• **REQUEST 1**
Please pull out every line of the records that contains the string "Manager".

• **SELECTION**
** BEGIN **

Sridhar is an Indian actor in the Kannada film industry, and also a dance scholar, performer and choreographer, trained in Bharatanatyam.  He also holds a degree in engineering.  Sridhar is married to Anuradha, also a Bharatanatyam dance performer; both have performed for many dance shows as a duo.

Film career
He entered Kannada cinema as a hero in the film Amrutha Ghalige, directed by Puttanna Kanagal. Since then he has acted in more than 60 films and has won many awards for his performances. He has acted in five languages- Kannada, Tamil, Telugu, Malayalam and Hindi.

Kannada
He won the Karnataka state government's Best Actor Award for his performance as the saint-poet Sharief, in the film Santa Shishunala Shariefa. This film also won the Nargis Dutt award from the Central Government. His film Bannada Vesha in Kannada won the regional best film award in which he portrayed the character of a Yakshagana artist. He also acted in many devotional films.

** END **

• **RECORDS SHOWN**
** BEGIN **

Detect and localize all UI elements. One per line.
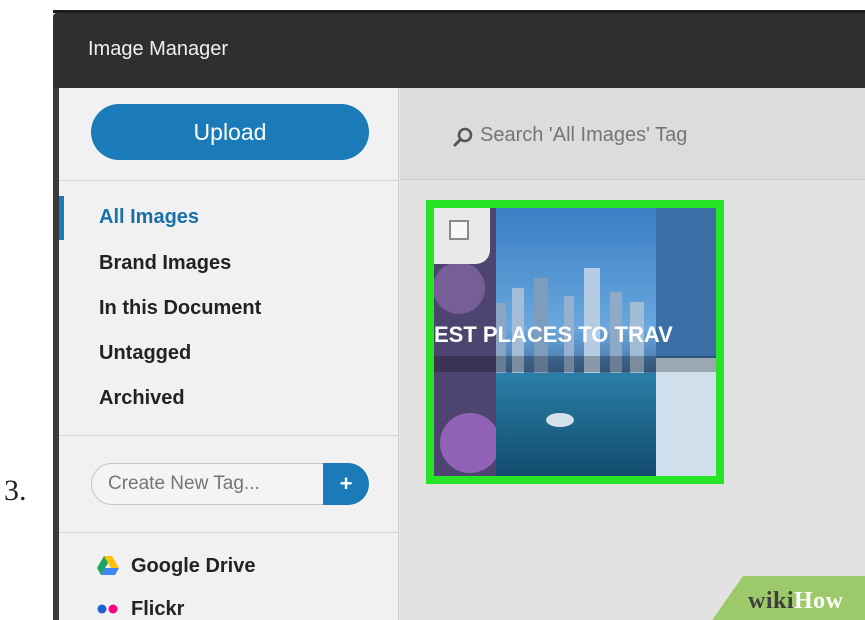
flickr-icon [97, 599, 119, 619]
nav-item-brand-images[interactable]: Brand Images [59, 243, 399, 283]
nav-item-untagged[interactable]: Untagged [59, 333, 399, 373]
source-google-drive[interactable]: Google Drive [97, 549, 255, 583]
search-bar [400, 88, 865, 180]
upload-button[interactable]: Upload [91, 104, 369, 160]
nav-item-in-this-document[interactable]: In this Document [59, 288, 399, 328]
source-label: Flickr [131, 597, 185, 620]
sidebar-divider [59, 532, 399, 533]
new-tag-row: + [91, 463, 371, 507]
window-title: Image Manager [88, 38, 229, 60]
source-flickr[interactable]: Flickr [97, 592, 184, 620]
watermark-how: How [794, 588, 844, 614]
sidebar-divider [59, 435, 399, 436]
main-panel: EST PLACES TO TRAV [400, 88, 865, 620]
watermark-wiki: wiki [748, 588, 795, 614]
checkbox-box [449, 220, 469, 240]
thumbnail-select-checkbox[interactable] [434, 208, 490, 264]
image-manager-window: Image Manager Upload All Images Brand Im… [53, 10, 865, 620]
wikihow-watermark: wikiHow [748, 588, 844, 615]
titlebar: Image Manager [53, 13, 865, 88]
google-drive-icon [97, 556, 119, 576]
nav-item-archived[interactable]: Archived [59, 378, 399, 418]
new-tag-input[interactable] [91, 463, 327, 505]
image-thumbnail[interactable]: EST PLACES TO TRAV [426, 200, 724, 484]
search-icon [452, 126, 474, 148]
add-tag-button[interactable]: + [323, 463, 369, 505]
sidebar: Upload All Images Brand Images In this D… [59, 88, 399, 620]
nav-item-all-images[interactable]: All Images [59, 197, 399, 237]
source-label: Google Drive [131, 554, 256, 577]
sidebar-divider [59, 180, 399, 181]
step-number: 3. [4, 474, 27, 507]
search-input[interactable] [480, 118, 860, 152]
thumbnail-caption: EST PLACES TO TRAV [434, 322, 673, 347]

** END **

• **REQUEST 2**
Condense the paragraph of the Sridhar biography that begins "He won the Karnataka state government's" into a short bulleted list that keeps its main facts.

• **EXERCISE OUTPUT 1**
window-title: Image Manager [88, 38, 229, 60]
image-manager-window: Image Manager Upload All Images Brand Im… [53, 10, 865, 620]
titlebar: Image Manager [53, 13, 865, 88]

• **EXERCISE OUTPUT 2**
- Won the Karnataka state government's Best Actor Award for playing the saint-poet Sharief in Santa Shishunala Shariefa, a film that also won the Central Government's Nargis Dutt award.
- Played a Yakshagana artist in the Kannada film Bannada Vesha, which won the regional best film award.
- Acted in many devotional films.